→ **Activities**:
1. In the mailing-list reply about UDPServer documentation, rewrite the paragraph beginning "In general, I highly recommend" as a short bulleted list that keeps its main points.
2. According to the mailing-list reply about UDPServer documentation, what did the author's checked-in fix make the UDPServer help text say?
3. List every parameter in the listenUDP signature shown in the mailing-list reply about UDPServer documentation, with any default values given.

[Twisted-Python] Documentation Question

Moshe Zadka twisted at zadka.site.co.il
Fri Nov 14 01:24:12 EST 2003


On Mon, 10 Nov 2003, Steven Bauer <bauer at mit.edu> wrote:

> Being new to twisted I may be lacking a clue, but finding the
> proper arguments to twisted.application.internet.UDPServer()
> was a major pain in the butt.  
> 
> Only by looking at the code could I find all the valid arguments and
> that took a lot of tracing because the valid arguments are determined by
> listenudp() it seems.

Did you try using help(internet.UDPServer) from the interactive interpreter?
Here's what I got:

class UDPServer(_AbstractServer)
 |  Serve UDP clients
 |
 |  Call listenUDP when the service starts, with the
 |  arguments given to the constructor. When the service stops,
 |  stop listening.

I checked in a fix to make it say "reactor.listenUDP" -- I guess it was
just a blindspot of me, I knew what listenUDP means :)
Anyway, this should not have required any "looking at the code".
Hopefully with my fix you'll be able to know you should do
help(reactor.listenUDP) to get the information you're after:

>>> help(reactor.listenUDP)
Help on method listenUDP in module twisted.internet.default:

listenUDP(self, port, protocol, interface='', maxPacketSize=8192) method of twis
ted.internet.default.SelectReactor instance
    Connects a given L{DatagramProtocol} to the given numeric UDP port.

I realize that the indirection is a pain, but it'd be somewhat annoying
(not impossible, though) to lose it, and I would prefer not to do it
unless it's a real deal breaker for someone.

In general, I highly recommend using help() from the interactive interpreter
to read the docstrings of stuff, and see how to call it. If this strategy
does not give you information for a specific method/class, you should
file a documentation bug in http://twistedmatrix.com/bugs -- while
ideally everything should have a docstring, the developers have so much
time, so prioritizing by stuff people need is a necessity.

→ **Supplied records**:
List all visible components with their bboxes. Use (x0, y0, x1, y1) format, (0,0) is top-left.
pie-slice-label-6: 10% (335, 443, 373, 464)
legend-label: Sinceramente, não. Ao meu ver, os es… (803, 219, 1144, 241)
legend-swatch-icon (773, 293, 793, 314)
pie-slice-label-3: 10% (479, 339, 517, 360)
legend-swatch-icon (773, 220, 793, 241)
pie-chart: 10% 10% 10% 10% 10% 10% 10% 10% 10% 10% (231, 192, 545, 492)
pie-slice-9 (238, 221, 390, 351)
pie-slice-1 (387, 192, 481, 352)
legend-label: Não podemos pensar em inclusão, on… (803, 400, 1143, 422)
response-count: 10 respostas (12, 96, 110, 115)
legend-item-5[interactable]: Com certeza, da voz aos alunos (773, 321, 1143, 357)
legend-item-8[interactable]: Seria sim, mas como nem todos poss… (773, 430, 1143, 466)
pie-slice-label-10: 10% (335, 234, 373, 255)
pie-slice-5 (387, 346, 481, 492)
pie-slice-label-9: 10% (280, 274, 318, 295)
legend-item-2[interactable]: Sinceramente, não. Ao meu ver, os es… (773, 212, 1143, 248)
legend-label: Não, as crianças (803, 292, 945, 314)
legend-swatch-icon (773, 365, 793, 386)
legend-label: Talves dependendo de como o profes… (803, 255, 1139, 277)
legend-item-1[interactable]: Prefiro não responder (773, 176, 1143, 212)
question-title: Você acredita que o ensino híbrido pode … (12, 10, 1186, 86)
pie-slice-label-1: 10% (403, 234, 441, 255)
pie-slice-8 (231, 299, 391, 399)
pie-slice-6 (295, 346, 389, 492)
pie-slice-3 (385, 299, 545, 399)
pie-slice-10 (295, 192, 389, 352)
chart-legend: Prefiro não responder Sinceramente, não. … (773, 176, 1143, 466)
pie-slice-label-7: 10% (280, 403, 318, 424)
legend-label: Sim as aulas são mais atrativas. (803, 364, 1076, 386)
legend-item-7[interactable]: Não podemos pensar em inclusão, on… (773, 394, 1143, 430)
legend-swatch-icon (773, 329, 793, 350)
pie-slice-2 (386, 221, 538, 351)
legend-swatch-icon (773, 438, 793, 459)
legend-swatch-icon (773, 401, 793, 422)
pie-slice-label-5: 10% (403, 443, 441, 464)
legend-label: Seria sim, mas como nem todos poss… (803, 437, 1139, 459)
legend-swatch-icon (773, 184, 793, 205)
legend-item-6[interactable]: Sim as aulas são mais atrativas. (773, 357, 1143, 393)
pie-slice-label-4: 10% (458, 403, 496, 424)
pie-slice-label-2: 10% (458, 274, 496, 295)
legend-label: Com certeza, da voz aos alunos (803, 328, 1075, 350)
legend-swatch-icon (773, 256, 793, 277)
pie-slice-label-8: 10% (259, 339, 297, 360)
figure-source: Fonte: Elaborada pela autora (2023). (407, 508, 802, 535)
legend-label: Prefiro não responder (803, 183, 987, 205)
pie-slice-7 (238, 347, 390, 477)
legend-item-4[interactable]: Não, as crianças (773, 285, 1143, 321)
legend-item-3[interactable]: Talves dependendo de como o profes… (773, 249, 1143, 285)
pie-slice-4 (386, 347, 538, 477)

→ **Answers below**:
1.
- Use help() in the interactive interpreter to read docstrings and see how to call things.
- If that gives no information for a specific method or class, file a documentation bug at http://twistedmatrix.com/bugs.
- Ideally everything should have a docstring, but developer time is limited, so work is prioritized by what people need.

2. It made the help text say "reactor.listenUDP".

3.
- self
- port
- protocol
- interface (default '')
- maxPacketSize (default 8192)